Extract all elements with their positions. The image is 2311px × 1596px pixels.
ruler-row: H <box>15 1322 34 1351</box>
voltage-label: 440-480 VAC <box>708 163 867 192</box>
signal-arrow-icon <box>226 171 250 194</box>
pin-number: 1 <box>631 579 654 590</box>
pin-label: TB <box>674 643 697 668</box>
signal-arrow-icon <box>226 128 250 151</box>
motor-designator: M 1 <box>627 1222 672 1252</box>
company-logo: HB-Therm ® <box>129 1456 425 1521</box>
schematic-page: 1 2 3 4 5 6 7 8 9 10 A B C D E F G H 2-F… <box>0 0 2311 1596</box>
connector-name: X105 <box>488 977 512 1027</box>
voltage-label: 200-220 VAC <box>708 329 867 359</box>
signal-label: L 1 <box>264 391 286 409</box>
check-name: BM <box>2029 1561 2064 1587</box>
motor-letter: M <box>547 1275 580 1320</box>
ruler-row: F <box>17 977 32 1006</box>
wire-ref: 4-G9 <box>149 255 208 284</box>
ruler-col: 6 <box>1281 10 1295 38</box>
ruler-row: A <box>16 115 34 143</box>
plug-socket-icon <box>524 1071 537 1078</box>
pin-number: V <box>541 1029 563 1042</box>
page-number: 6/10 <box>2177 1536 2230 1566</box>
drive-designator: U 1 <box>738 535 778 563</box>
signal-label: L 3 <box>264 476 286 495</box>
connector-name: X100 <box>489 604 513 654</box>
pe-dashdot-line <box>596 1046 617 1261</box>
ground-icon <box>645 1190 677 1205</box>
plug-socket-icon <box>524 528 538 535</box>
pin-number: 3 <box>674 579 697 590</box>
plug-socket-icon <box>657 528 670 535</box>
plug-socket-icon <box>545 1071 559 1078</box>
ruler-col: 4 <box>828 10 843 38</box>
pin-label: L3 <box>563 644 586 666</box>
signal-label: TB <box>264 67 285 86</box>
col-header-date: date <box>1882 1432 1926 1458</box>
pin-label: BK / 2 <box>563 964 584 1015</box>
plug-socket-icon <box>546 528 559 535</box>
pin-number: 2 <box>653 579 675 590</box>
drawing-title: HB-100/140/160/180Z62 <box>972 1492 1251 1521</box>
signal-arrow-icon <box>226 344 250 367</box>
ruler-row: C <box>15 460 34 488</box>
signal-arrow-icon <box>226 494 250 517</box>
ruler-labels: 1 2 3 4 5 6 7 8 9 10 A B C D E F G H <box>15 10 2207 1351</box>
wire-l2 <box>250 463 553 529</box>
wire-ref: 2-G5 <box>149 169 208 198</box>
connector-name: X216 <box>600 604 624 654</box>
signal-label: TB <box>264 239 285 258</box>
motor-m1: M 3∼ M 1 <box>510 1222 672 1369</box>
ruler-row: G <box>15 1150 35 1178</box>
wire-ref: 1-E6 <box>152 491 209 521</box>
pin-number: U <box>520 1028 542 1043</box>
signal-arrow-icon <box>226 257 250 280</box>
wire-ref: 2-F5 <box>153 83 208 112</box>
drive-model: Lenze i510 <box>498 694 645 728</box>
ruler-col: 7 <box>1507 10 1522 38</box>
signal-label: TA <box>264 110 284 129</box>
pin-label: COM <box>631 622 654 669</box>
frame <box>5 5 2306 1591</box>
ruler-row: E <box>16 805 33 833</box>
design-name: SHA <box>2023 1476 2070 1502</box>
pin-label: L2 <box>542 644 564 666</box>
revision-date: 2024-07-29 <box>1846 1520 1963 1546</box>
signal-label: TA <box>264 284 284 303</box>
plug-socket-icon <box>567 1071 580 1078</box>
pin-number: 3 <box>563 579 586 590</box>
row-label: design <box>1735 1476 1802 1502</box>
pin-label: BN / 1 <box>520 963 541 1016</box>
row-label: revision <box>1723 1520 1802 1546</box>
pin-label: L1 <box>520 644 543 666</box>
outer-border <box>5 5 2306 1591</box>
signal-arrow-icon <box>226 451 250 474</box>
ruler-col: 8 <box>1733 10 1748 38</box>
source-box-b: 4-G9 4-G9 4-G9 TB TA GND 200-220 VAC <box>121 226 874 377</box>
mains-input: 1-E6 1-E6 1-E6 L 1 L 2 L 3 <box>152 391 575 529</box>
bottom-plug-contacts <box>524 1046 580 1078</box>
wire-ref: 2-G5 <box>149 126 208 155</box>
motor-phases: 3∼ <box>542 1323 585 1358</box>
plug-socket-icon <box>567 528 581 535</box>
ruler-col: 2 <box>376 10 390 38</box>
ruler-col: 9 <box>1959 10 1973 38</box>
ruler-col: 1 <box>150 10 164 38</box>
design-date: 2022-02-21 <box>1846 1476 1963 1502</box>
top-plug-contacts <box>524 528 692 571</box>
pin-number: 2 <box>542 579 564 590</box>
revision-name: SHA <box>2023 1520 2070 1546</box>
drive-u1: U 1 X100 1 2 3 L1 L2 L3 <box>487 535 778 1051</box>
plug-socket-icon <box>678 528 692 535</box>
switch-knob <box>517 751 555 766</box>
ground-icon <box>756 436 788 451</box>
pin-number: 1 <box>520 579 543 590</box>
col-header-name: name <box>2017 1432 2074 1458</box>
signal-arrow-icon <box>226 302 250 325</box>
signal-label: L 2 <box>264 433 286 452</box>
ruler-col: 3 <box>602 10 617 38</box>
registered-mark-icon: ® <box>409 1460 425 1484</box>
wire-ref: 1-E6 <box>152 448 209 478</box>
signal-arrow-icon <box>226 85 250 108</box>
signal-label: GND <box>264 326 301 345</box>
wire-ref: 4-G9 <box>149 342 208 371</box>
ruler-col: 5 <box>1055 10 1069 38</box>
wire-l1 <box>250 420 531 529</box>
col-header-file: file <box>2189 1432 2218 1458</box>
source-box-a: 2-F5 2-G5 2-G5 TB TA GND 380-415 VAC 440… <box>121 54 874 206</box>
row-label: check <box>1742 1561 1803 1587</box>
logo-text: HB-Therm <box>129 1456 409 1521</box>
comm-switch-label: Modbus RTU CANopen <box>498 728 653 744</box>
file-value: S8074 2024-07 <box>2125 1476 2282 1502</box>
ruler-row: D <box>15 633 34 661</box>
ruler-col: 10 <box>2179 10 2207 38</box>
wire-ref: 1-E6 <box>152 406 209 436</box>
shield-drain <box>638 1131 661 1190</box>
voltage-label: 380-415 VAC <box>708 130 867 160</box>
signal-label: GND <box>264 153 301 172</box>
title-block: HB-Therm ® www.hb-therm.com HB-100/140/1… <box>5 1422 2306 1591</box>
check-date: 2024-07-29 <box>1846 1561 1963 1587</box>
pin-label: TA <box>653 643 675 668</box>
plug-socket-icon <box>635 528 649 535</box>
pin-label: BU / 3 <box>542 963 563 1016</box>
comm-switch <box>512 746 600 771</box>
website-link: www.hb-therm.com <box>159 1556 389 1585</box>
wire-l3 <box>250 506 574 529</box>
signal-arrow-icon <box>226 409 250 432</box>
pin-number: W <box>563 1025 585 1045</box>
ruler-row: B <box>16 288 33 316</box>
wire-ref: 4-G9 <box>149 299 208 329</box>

********

:: Exercise prompt ::
Copy these lines out word for word, all of them.

:: Response below ::
Extract all elements with their positions. The image is 2311px × 1596px pixels.
ruler-row: H <box>15 1322 34 1351</box>
voltage-label: 440-480 VAC <box>708 163 867 192</box>
signal-arrow-icon <box>226 171 250 194</box>
pin-number: 1 <box>631 579 654 590</box>
pin-label: TB <box>674 643 697 668</box>
signal-arrow-icon <box>226 128 250 151</box>
motor-designator: M 1 <box>627 1222 672 1252</box>
company-logo: HB-Therm ® <box>129 1456 425 1521</box>
schematic-page: 1 2 3 4 5 6 7 8 9 10 A B C D E F G H 2-F… <box>0 0 2311 1596</box>
connector-name: X105 <box>488 977 512 1027</box>
voltage-label: 200-220 VAC <box>708 329 867 359</box>
signal-label: L 1 <box>264 391 286 409</box>
check-name: BM <box>2029 1561 2064 1587</box>
motor-letter: M <box>547 1275 580 1320</box>
ruler-row: F <box>17 977 32 1006</box>
wire-ref: 4-G9 <box>149 255 208 284</box>
ruler-col: 6 <box>1281 10 1295 38</box>
ruler-row: A <box>16 115 34 143</box>
plug-socket-icon <box>524 1071 537 1078</box>
pin-number: V <box>541 1029 563 1042</box>
page-number: 6/10 <box>2177 1536 2230 1566</box>
drive-designator: U 1 <box>738 535 778 563</box>
signal-label: L 3 <box>264 476 286 495</box>
connector-name: X100 <box>489 604 513 654</box>
pe-dashdot-line <box>596 1046 617 1261</box>
ground-icon <box>645 1190 677 1205</box>
plug-socket-icon <box>524 528 538 535</box>
pin-number: 3 <box>674 579 697 590</box>
plug-socket-icon <box>657 528 670 535</box>
plug-socket-icon <box>545 1071 559 1078</box>
ruler-col: 4 <box>828 10 843 38</box>
pin-label: L3 <box>563 644 586 666</box>
signal-label: TB <box>264 67 285 86</box>
col-header-date: date <box>1882 1432 1926 1458</box>
pin-label: BK / 2 <box>563 964 584 1015</box>
plug-socket-icon <box>546 528 559 535</box>
pin-number: 2 <box>653 579 675 590</box>
drawing-title: HB-100/140/160/180Z62 <box>972 1492 1251 1521</box>
signal-arrow-icon <box>226 344 250 367</box>
ruler-row: C <box>15 460 34 488</box>
signal-arrow-icon <box>226 494 250 517</box>
ruler-labels: 1 2 3 4 5 6 7 8 9 10 A B C D E F G H <box>15 10 2207 1351</box>
wire-l2 <box>250 463 553 529</box>
wire-ref: 2-G5 <box>149 169 208 198</box>
connector-name: X216 <box>600 604 624 654</box>
signal-label: TB <box>264 239 285 258</box>
motor-m1: M 3∼ M 1 <box>510 1222 672 1369</box>
ruler-row: G <box>15 1150 35 1178</box>
wire-ref: 1-E6 <box>152 491 209 521</box>
pin-number: U <box>520 1028 542 1043</box>
signal-arrow-icon <box>226 257 250 280</box>
wire-ref: 2-F5 <box>153 83 208 112</box>
drive-model: Lenze i510 <box>498 694 645 728</box>
ruler-col: 7 <box>1507 10 1522 38</box>
signal-label: TA <box>264 110 284 129</box>
pin-label: COM <box>631 622 654 669</box>
frame <box>5 5 2306 1591</box>
ruler-row: E <box>16 805 33 833</box>
design-name: SHA <box>2023 1476 2070 1502</box>
pin-label: L2 <box>542 644 564 666</box>
revision-date: 2024-07-29 <box>1846 1520 1963 1546</box>
signal-label: TA <box>264 284 284 303</box>
plug-socket-icon <box>567 1071 580 1078</box>
pin-number: 3 <box>563 579 586 590</box>
row-label: design <box>1735 1476 1802 1502</box>
pin-label: BN / 1 <box>520 963 541 1016</box>
row-label: revision <box>1723 1520 1802 1546</box>
pin-label: L1 <box>520 644 543 666</box>
outer-border <box>5 5 2306 1591</box>
signal-arrow-icon <box>226 451 250 474</box>
ruler-col: 8 <box>1733 10 1748 38</box>
source-box-b: 4-G9 4-G9 4-G9 TB TA GND 200-220 VAC <box>121 226 874 377</box>
mains-input: 1-E6 1-E6 1-E6 L 1 L 2 L 3 <box>152 391 575 529</box>
bottom-plug-contacts <box>524 1046 580 1078</box>
wire-ref: 2-G5 <box>149 126 208 155</box>
motor-phases: 3∼ <box>542 1323 585 1358</box>
plug-socket-icon <box>567 528 581 535</box>
ruler-col: 2 <box>376 10 390 38</box>
ruler-col: 9 <box>1959 10 1973 38</box>
ruler-col: 1 <box>150 10 164 38</box>
design-date: 2022-02-21 <box>1846 1476 1963 1502</box>
top-plug-contacts <box>524 528 692 571</box>
pin-number: 2 <box>542 579 564 590</box>
revision-name: SHA <box>2023 1520 2070 1546</box>
drive-u1: U 1 X100 1 2 3 L1 L2 L3 <box>487 535 778 1051</box>
plug-socket-icon <box>678 528 692 535</box>
switch-knob <box>517 751 555 766</box>
ground-icon <box>756 436 788 451</box>
pin-number: 1 <box>520 579 543 590</box>
col-header-name: name <box>2017 1432 2074 1458</box>
signal-arrow-icon <box>226 302 250 325</box>
signal-label: L 2 <box>264 433 286 452</box>
ruler-col: 3 <box>602 10 617 38</box>
registered-mark-icon: ® <box>409 1460 425 1484</box>
wire-ref: 1-E6 <box>152 448 209 478</box>
signal-arrow-icon <box>226 85 250 108</box>
signal-label: GND <box>264 326 301 345</box>
wire-ref: 4-G9 <box>149 342 208 371</box>
ruler-col: 5 <box>1055 10 1069 38</box>
wire-l1 <box>250 420 531 529</box>
col-header-file: file <box>2189 1432 2218 1458</box>
source-box-a: 2-F5 2-G5 2-G5 TB TA GND 380-415 VAC 440… <box>121 54 874 206</box>
row-label: check <box>1742 1561 1803 1587</box>
logo-text: HB-Therm <box>129 1456 409 1521</box>
comm-switch-label: Modbus RTU CANopen <box>498 728 653 744</box>
file-value: S8074 2024-07 <box>2125 1476 2282 1502</box>
ruler-row: D <box>15 633 34 661</box>
ruler-col: 10 <box>2179 10 2207 38</box>
wire-ref: 1-E6 <box>152 406 209 436</box>
shield-drain <box>638 1131 661 1190</box>
voltage-label: 380-415 VAC <box>708 130 867 160</box>
signal-label: GND <box>264 153 301 172</box>
title-block: HB-Therm ® www.hb-therm.com HB-100/140/1… <box>5 1422 2306 1591</box>
check-date: 2024-07-29 <box>1846 1561 1963 1587</box>
pin-label: TA <box>653 643 675 668</box>
plug-socket-icon <box>635 528 649 535</box>
pin-label: BU / 3 <box>542 963 563 1016</box>
comm-switch <box>512 746 600 771</box>
website-link: www.hb-therm.com <box>159 1556 389 1585</box>
wire-l3 <box>250 506 574 529</box>
signal-arrow-icon <box>226 409 250 432</box>
pin-number: W <box>563 1025 585 1045</box>
ruler-row: B <box>16 288 33 316</box>
wire-ref: 4-G9 <box>149 299 208 329</box>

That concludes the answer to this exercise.